• The tasks:
(1) In the rows, rewrite everything from "divider <box>17 285 749 286</box>" down to "requirements-intro: To download" with "report-period" substituted by "reporting-period", changing nothing else.
(2) Resume the text on the annual power-down from the point where it stops.

• Text provided:
---
My contention is this: if you don't design your processes such that you always have a reliable deployment story, your super-expensive hardware/system is worthless. Things always, eventually fail. You have to be ready for it.

Annual Power Down

One practice that I think is useful in a variety of ways is the annual power-down. In some areas of London (and in this I don't know whether it's a requirement all the time, but it's happened to me at two different locations, one in the City and one in Westminster Council, so it appears to be widespread), you have to switch off all electrical power to your office block once a year so that it can be tested and inspected. And that's absolute: no UPS, no diesel generators, you really do have to switch the machines off.

Luckily for all, this is scheduled. Beforehand, everybody who maintains a system that's run in the affected data centre scrambles to make sure that the stuff they support is likely to get up and running again without them doing any work. Mostly this is because the power's gonna come back on early Sunday morning, and if they want to party the previous night, they better make damn sure they're not getting woken up at 9:00 am Sunday morning. Startup scripts are checked, internal consistency of the system is checked, checklists are updated, everybody does their part.

It still won't work of course, which is why there are so many people on call and ready to help nudge their particular part of the world back into operation (if nothing else, hardware that runs full-bore 364 days of the year often picks power-up as a time to fail, so make sure you've got a lot of spare disks and power supplies at hand), but the discipline forces you to, at least once a year, make sure that you can get up and running before Monday morning.
---
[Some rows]
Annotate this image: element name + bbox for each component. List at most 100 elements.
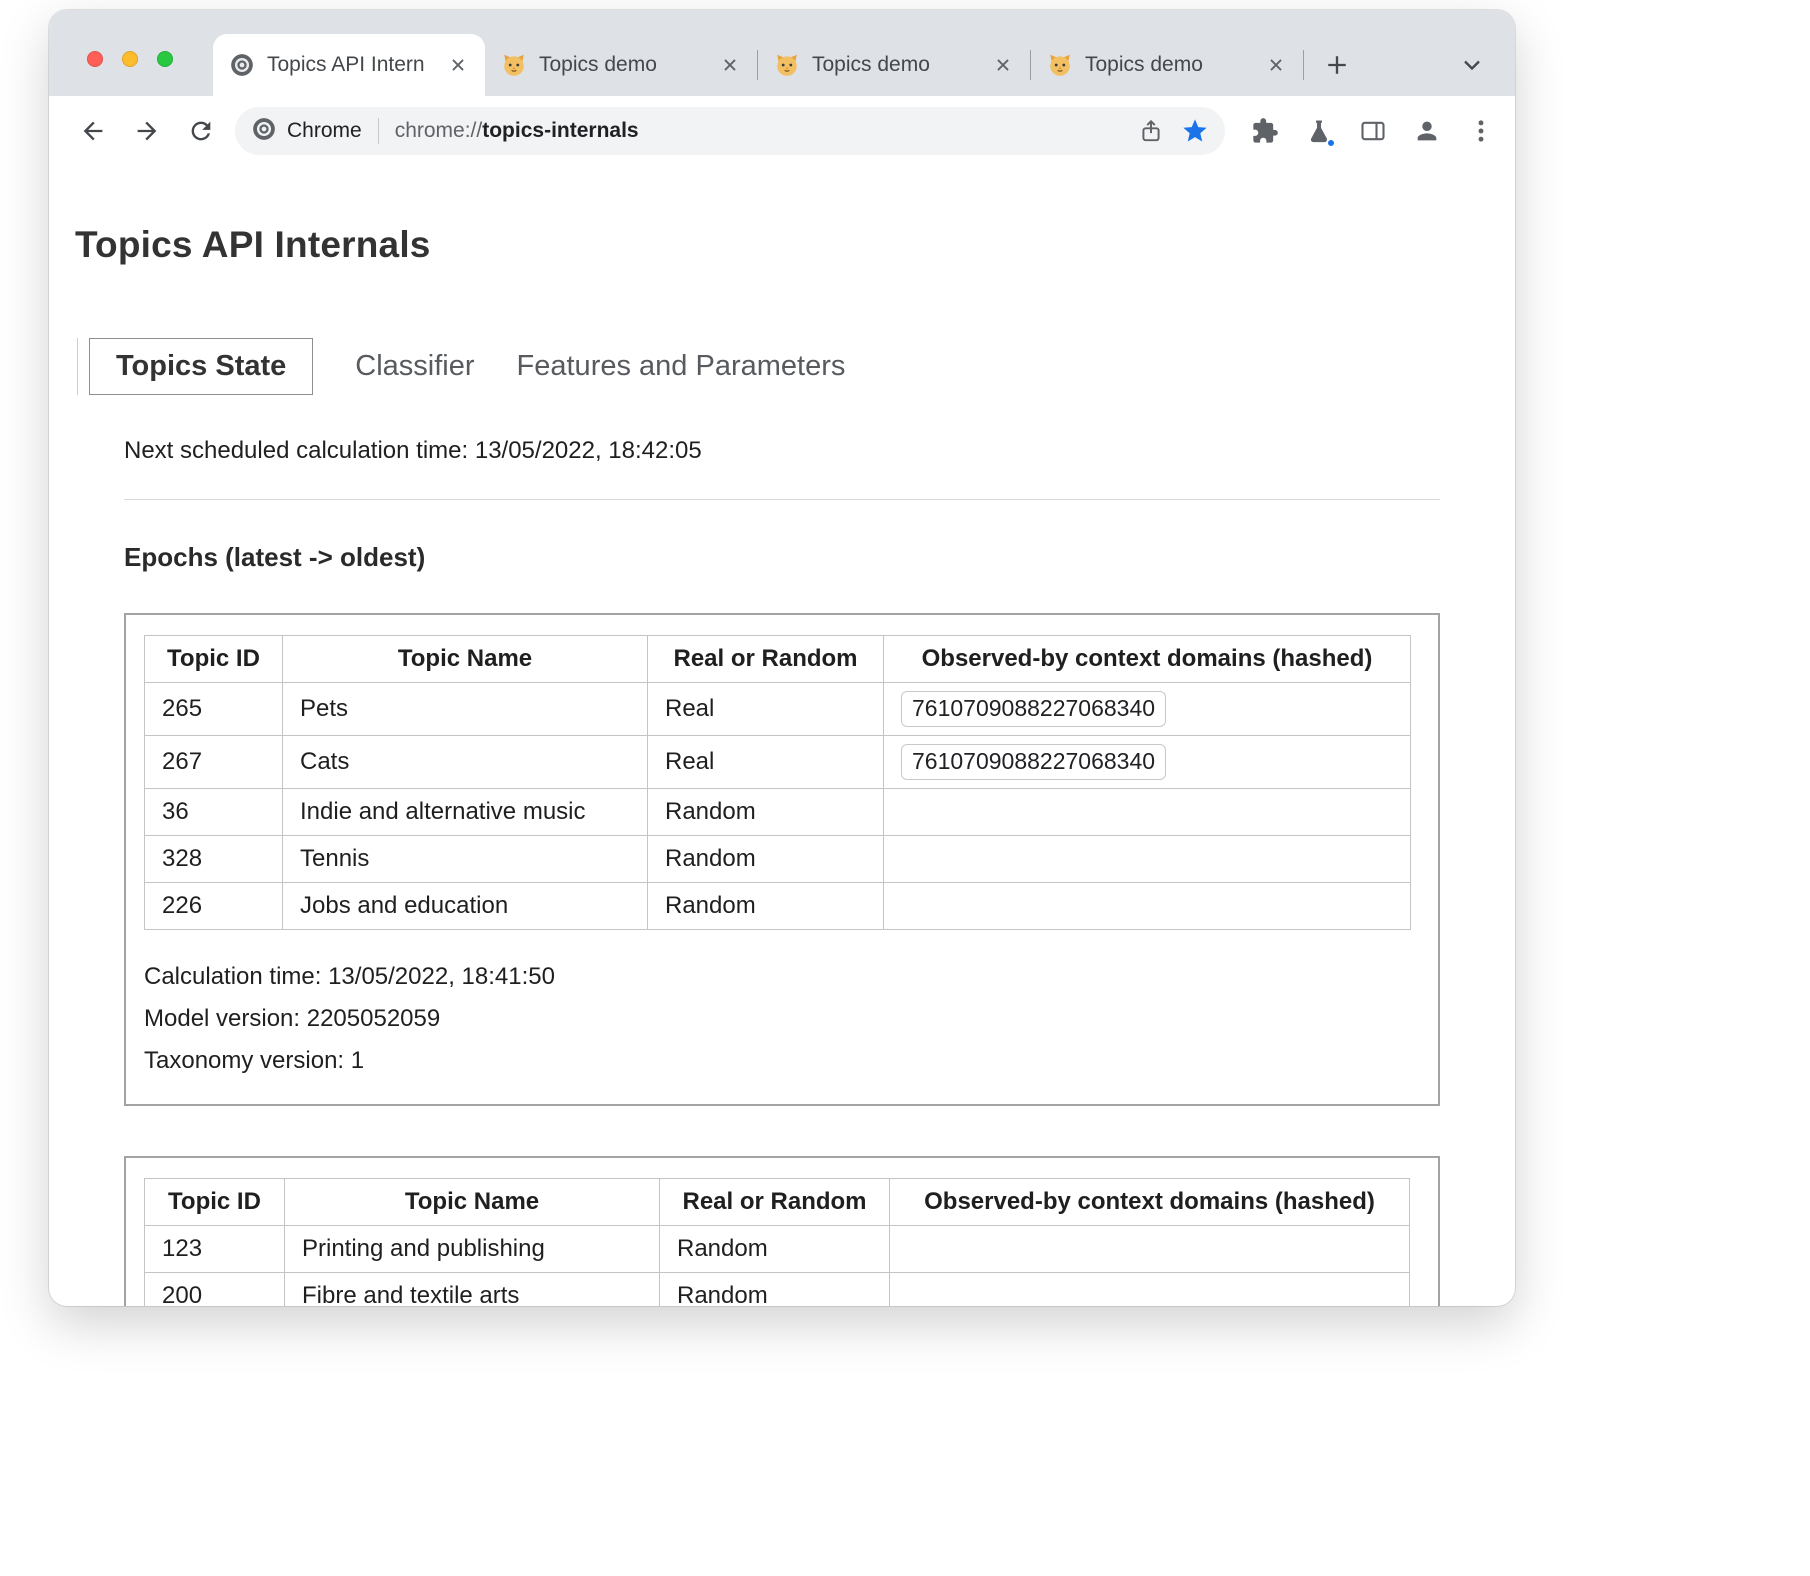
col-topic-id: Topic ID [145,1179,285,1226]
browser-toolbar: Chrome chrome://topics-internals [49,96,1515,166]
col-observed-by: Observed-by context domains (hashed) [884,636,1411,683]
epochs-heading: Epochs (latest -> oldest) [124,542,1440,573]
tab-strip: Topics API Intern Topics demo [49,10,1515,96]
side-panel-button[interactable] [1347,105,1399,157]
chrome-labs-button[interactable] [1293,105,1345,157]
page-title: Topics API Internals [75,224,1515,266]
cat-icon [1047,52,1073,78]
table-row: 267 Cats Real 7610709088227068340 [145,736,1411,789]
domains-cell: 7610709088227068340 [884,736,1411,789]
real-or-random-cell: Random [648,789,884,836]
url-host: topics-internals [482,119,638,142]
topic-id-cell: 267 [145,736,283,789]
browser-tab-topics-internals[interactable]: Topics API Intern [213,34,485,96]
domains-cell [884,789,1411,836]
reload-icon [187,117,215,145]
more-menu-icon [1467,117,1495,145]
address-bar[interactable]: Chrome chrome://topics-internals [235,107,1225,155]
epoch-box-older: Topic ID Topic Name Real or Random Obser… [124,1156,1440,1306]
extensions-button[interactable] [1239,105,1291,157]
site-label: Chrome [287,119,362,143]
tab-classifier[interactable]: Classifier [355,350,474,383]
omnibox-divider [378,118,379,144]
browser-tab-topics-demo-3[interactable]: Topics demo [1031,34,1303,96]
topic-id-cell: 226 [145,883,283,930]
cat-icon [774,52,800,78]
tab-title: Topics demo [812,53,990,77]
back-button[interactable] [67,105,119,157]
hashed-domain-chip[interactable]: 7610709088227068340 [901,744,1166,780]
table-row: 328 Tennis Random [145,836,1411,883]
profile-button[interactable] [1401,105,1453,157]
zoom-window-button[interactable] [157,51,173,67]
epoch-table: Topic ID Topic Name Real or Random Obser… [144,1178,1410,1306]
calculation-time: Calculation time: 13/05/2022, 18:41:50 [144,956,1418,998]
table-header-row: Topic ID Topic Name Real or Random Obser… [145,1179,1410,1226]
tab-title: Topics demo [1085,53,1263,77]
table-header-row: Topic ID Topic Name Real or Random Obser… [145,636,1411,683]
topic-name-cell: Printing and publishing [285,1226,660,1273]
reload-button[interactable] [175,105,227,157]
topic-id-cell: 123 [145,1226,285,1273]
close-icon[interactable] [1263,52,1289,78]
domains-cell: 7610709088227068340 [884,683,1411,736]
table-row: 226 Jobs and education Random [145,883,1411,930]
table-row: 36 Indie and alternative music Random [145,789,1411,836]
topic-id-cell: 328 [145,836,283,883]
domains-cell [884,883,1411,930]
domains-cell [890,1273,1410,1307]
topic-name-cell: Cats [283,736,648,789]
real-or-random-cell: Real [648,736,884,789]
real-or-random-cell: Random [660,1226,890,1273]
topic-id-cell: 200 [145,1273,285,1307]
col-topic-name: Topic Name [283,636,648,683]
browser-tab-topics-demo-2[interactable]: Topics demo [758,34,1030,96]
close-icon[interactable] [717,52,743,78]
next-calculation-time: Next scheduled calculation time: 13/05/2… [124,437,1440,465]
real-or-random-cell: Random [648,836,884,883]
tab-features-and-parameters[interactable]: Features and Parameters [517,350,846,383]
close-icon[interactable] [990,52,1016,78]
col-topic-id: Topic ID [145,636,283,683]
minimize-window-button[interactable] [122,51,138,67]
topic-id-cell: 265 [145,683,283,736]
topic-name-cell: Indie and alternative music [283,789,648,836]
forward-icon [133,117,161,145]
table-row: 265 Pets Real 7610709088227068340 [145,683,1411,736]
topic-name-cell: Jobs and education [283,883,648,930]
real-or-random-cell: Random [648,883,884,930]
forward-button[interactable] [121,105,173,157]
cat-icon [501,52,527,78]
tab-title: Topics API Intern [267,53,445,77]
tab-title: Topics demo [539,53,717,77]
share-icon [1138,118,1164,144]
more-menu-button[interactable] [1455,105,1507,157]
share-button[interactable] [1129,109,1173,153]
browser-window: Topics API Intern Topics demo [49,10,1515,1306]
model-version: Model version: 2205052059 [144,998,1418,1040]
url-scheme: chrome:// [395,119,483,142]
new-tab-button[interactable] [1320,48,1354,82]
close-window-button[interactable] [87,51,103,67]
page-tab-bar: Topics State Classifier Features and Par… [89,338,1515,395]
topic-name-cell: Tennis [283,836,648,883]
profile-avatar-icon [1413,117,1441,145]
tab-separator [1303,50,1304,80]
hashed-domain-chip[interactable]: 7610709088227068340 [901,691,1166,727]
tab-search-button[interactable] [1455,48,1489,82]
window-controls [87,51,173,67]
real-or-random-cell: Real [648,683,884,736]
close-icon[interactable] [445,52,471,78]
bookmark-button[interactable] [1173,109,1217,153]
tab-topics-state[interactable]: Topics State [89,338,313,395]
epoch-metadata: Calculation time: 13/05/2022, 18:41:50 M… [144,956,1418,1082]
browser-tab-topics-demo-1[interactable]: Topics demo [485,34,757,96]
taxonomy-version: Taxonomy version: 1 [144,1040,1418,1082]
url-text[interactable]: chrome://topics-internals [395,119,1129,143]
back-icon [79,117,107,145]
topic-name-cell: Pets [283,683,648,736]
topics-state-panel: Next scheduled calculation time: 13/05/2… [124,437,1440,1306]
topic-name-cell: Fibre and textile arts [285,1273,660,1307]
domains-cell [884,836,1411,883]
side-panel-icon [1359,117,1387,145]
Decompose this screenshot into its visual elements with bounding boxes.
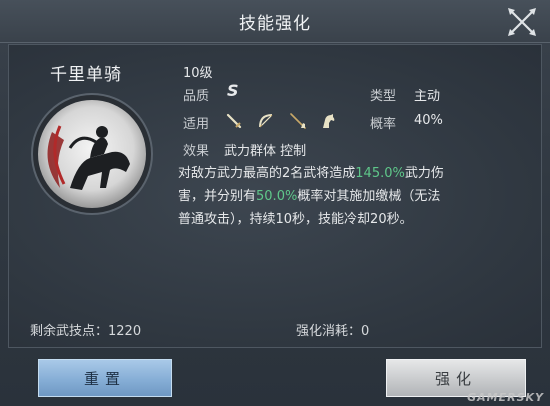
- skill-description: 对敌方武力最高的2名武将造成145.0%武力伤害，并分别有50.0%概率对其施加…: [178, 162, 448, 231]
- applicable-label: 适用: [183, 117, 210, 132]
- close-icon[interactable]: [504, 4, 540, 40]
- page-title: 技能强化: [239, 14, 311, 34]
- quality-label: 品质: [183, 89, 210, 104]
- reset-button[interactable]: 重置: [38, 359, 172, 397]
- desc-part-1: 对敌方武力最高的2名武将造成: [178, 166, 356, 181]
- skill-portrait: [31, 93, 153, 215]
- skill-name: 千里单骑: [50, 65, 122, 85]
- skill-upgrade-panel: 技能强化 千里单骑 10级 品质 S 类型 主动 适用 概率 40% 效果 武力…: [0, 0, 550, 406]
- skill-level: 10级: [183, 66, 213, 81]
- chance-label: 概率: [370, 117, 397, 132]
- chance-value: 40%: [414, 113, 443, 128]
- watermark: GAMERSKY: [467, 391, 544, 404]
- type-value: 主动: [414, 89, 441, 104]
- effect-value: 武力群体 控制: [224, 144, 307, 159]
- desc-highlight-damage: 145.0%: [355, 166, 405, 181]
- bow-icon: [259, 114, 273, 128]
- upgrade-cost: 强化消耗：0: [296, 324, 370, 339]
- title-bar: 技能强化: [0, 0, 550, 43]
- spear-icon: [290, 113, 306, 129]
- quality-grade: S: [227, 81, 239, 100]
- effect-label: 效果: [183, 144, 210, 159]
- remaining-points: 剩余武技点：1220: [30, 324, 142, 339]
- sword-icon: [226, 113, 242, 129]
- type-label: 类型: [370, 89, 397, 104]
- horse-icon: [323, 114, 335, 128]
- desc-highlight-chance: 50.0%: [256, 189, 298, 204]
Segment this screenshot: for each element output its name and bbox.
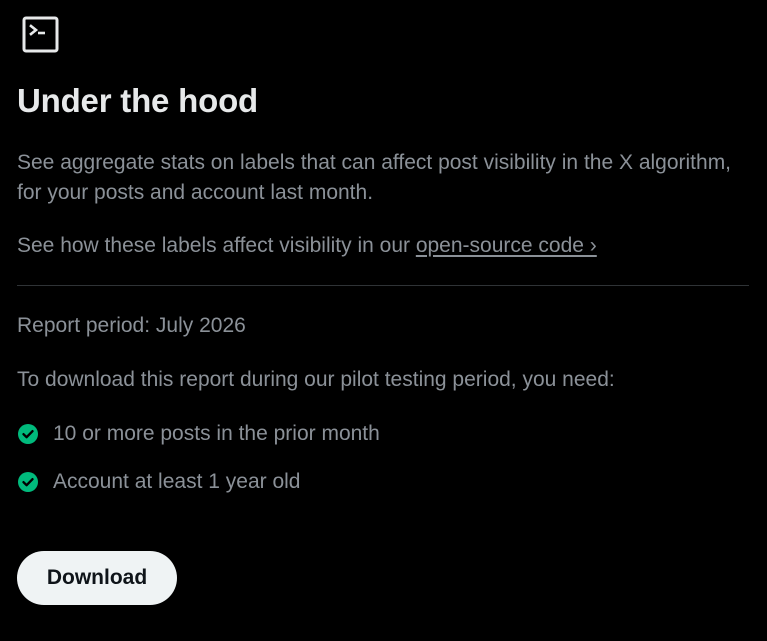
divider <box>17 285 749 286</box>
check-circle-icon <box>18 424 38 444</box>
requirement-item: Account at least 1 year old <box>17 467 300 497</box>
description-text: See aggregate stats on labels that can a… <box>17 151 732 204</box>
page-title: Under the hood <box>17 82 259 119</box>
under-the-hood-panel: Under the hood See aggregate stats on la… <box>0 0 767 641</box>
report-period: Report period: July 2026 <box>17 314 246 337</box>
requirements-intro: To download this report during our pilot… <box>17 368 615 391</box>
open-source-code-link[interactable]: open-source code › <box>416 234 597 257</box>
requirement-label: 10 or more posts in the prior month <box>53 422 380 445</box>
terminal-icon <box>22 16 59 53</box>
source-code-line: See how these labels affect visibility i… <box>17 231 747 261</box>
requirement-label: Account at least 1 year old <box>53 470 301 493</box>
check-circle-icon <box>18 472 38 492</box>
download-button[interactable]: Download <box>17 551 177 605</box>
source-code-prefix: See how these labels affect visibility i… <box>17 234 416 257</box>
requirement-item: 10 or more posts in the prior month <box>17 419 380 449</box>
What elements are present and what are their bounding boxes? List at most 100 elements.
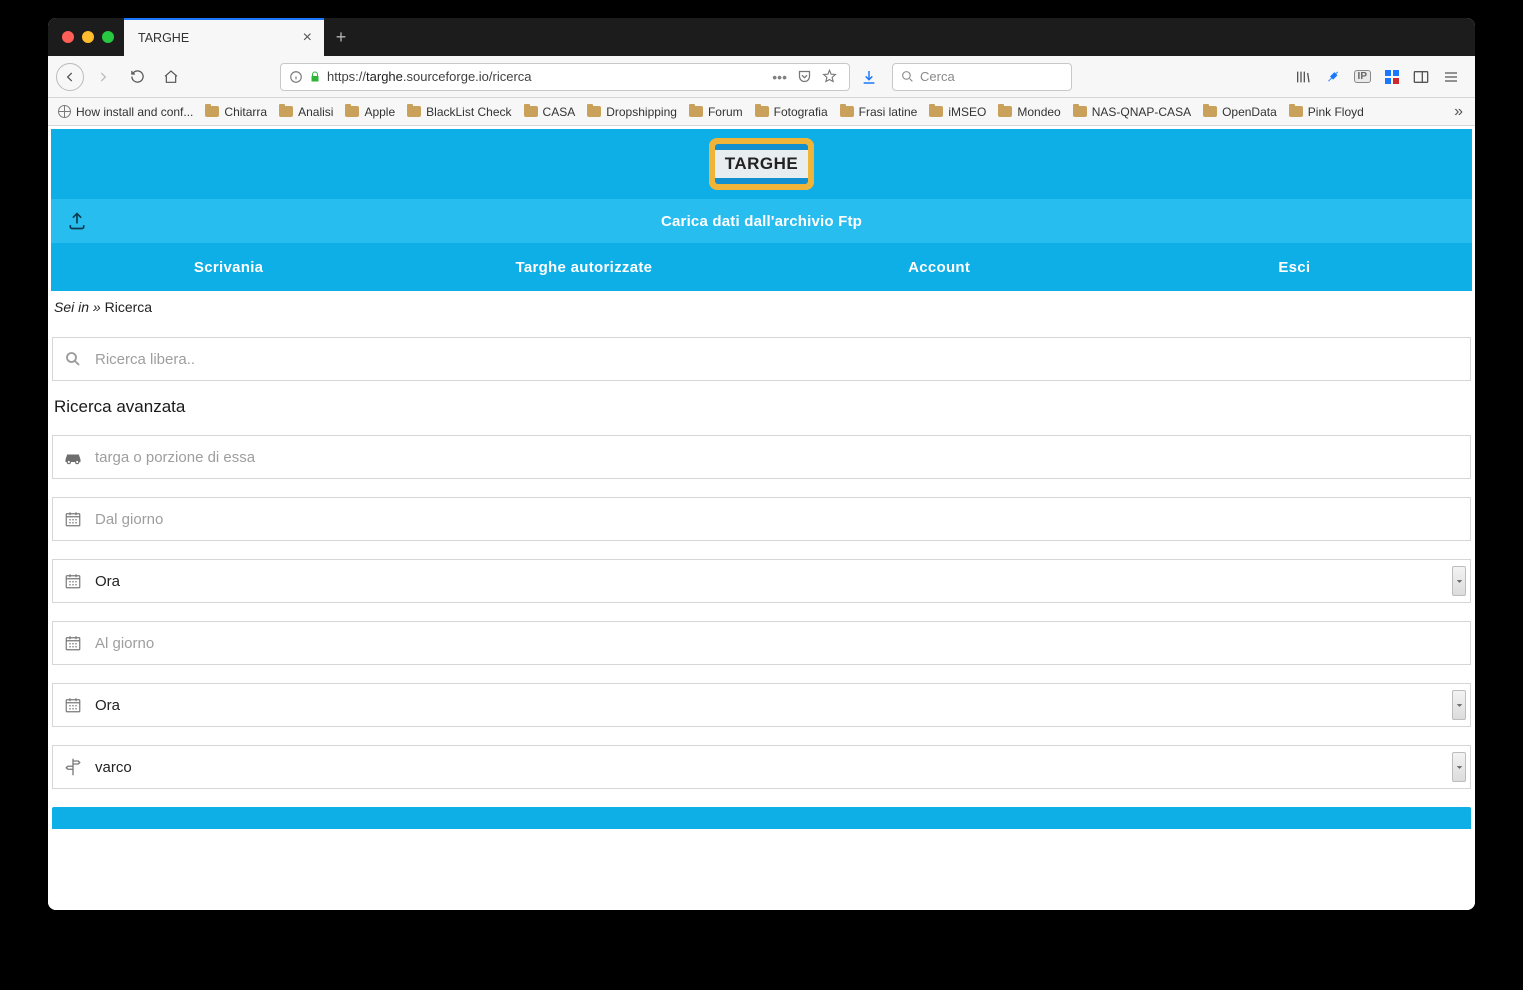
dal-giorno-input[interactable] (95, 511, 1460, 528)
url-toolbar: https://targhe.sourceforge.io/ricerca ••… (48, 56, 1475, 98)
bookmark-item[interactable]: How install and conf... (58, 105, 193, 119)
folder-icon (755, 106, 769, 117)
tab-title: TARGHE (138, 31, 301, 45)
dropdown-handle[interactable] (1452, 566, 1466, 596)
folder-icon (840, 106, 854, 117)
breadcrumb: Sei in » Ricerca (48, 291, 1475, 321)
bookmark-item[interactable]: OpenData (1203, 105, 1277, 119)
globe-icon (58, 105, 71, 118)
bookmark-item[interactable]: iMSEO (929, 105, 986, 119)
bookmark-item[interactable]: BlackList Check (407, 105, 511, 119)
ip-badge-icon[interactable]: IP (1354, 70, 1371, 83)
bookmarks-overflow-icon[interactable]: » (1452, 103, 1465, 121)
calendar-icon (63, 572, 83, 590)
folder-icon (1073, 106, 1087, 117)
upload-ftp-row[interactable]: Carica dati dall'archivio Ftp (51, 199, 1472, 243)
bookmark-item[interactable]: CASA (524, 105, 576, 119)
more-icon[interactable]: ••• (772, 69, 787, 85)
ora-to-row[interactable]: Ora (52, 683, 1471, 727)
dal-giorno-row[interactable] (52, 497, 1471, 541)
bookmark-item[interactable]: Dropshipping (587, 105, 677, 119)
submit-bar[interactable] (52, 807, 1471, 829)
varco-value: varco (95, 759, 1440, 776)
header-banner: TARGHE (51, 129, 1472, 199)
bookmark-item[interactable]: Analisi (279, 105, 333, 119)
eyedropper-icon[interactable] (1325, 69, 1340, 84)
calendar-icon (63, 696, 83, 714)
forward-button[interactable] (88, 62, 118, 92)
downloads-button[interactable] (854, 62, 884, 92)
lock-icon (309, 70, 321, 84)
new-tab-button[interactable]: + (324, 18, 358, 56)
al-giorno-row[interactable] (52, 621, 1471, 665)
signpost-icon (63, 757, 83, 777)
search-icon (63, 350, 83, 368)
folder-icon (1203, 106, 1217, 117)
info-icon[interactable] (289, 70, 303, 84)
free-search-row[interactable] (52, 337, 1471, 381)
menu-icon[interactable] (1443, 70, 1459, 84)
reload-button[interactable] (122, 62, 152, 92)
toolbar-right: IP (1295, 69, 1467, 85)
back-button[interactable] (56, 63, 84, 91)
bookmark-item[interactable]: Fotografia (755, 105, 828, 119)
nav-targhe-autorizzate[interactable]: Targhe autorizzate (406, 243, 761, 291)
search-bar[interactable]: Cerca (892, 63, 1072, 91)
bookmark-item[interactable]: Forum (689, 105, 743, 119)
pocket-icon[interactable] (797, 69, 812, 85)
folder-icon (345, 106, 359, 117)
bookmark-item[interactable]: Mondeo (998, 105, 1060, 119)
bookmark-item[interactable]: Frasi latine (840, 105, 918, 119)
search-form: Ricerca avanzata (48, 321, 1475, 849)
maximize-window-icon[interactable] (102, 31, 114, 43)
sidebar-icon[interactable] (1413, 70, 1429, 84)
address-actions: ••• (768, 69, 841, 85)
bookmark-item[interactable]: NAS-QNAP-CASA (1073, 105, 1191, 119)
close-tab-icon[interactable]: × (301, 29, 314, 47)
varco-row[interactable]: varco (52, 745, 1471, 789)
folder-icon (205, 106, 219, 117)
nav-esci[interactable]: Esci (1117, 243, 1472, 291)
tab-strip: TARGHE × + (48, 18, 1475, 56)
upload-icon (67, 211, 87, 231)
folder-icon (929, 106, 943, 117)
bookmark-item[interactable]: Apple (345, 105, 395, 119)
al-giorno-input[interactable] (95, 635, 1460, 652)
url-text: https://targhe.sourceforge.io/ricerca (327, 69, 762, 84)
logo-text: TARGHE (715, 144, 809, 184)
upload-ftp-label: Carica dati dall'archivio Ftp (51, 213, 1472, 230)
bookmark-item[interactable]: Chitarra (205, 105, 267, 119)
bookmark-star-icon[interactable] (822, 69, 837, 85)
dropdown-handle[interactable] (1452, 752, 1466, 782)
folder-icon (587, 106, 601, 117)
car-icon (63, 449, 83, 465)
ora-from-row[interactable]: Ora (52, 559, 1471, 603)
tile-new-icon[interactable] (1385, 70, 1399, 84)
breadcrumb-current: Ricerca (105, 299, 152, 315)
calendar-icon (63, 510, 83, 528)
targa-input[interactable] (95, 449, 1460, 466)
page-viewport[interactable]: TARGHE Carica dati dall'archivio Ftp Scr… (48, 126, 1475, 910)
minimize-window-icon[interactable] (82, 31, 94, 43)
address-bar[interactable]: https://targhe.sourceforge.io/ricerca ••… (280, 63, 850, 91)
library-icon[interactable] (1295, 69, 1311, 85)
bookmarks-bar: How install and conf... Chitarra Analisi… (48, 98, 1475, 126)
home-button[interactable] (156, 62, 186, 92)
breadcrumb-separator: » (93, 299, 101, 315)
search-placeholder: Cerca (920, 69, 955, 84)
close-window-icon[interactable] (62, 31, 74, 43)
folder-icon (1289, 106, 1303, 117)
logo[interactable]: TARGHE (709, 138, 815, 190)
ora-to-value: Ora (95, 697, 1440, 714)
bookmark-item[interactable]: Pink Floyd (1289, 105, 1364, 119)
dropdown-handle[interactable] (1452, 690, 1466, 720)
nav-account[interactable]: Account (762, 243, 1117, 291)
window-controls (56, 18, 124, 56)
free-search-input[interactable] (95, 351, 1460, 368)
---
• Answers:
(1)
divider <box>17 285 749 286</box>
check-circle-icon <box>18 424 38 444</box>
requirement-item: Account at least 1 year old <box>17 467 300 497</box>
description-text: See aggregate stats on labels that can a… <box>17 151 732 204</box>
page-title: Under the hood <box>17 82 259 119</box>
under-the-hood-panel: Under the hood See aggregate stats on la… <box>0 0 767 641</box>
reporting-period: Report period: July 2026 <box>17 314 246 337</box>
requirements-intro: To download this report during our pilot… <box>17 368 615 391</box>

(2)
Thus if something catastrophic happens, your scripts are on average 6 months behind (and we all know that's worst case: everybody pays attention to the lessons learned for 3 months after the power down, and everybody starts to get ready 3 months before hand, so worst case is you get caught right in the middle well of apathy), but you should still be able to get up and running with a minimum of fuss.

In this case, the annual power down is part of your methodology to ensure that you have a reproducible deployment system.

Can The System Help You?

So let's say you have a system that is designed to make it extremely easy to make runtime changes that would affect your ability to bring the system up and running again in the case of catastrophic failure. What might you do to help fight against this tendency? I think the only solution here is one of two cases:
  • Run every change through an external system that keeps track of what is done and potentially allows replay. Note that for this to work, every change (no matter how minor) must go through The System; this essentially prevents developers or support staff from being able to log into the box at all, because everything has to be tracked (though you could maybe get around this these days by just having some type of logging SSH shell or something).
  • Have the system self-maintain. In this case, the system maintains in some stable form (backed up disk for example) the exact configuration that it currently has, as well as perhaps the last N changes, so that it can be brought back to a consistent state quickly in the case of catastrophe.
The former has the advantage that the system doesn't have to know what's going on, the latter has the advantage that the system can be written to handle just this situation and not have to log unnecessary trivia.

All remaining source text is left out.